======== Page
23 July 2004

Securities Act (Employer Superannuation Schemes)

Name of Notice Employer Superannuation Schemes
Gazette Notification Date 2004-07-22
Date In Force 2004-07-23
LI Number 2004/215
SL Number
Act Securities Act
Type Exemption Notice
Expiry Date 2014-07-31

Securities Act (Employer Superannuation Schemes) Exemption Notice 2004

Effects of the exemption

This notice exempts two types of employer superannuation schemes from the need to register a prospectus:

  • Employer superannuation schemes which are offered to employees or employees of associated persons (or to relatives, spouses, de facto partners or dependants of those employees), that would have come within the exemption for employer superannuation schemes in section 5A of the Securities Act 1978 except for any or all of the following reasons:
    • the offer is only open to employees, etc, but under the scheme's trust deed membership of the scheme is not strictly conditional on being an employee, etc;
    • it is a term of the offer, but not of the trust deed (and so is not a legal requirement for the scheme), that the employer will incur costs to cover any shortfall in the administrative costs of the scheme;
    • those employer costs are incurred by an associated person of the employer, rather than the employer itself;
    • those employer costs are incurred in respect of the year in which there is a shortfall, but not in that year itself;
    • the employer (or associated person) does not incur costs equal to the full administrative costs of the scheme, but the surplus of the scheme is applied to meet contribution liabilities, expense payments (including administrative costs), or both, and the employer incurs costs at least equal to the difference between that applied surplus and the administration costs.
================
**Your task:** Please extend the notice on the employer superannuation scheme exemption, carrying it on from its last sentence.
======== Recorded information
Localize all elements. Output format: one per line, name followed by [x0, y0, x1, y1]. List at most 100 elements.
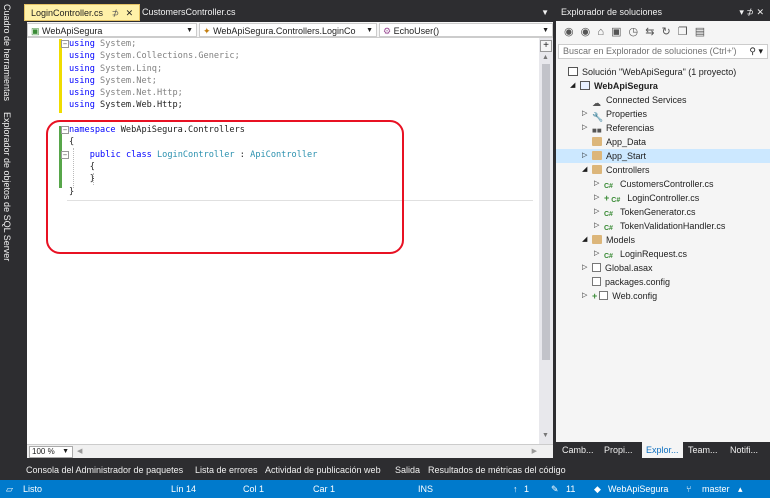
================
**Final answer:**
  • Small employer superannuation schemes. The key differences from the other employer superannuation schemes are that these schemes may have more than 1 unassociated participating employer, but must have total assets of less than $5 million and have been in existence on 1 October 1997. This exemption is similar to that previously contained in regulation 2C of the Securities Regulations 1983 before they were amended by the Securities Amendment Act 2004. These schemes would have come within the exemption in section 5A of the Securities Act 1978 except for the reasons (set out above) applying to the other employer superannuation schemes or because they have more than 1 unassociated participating employer.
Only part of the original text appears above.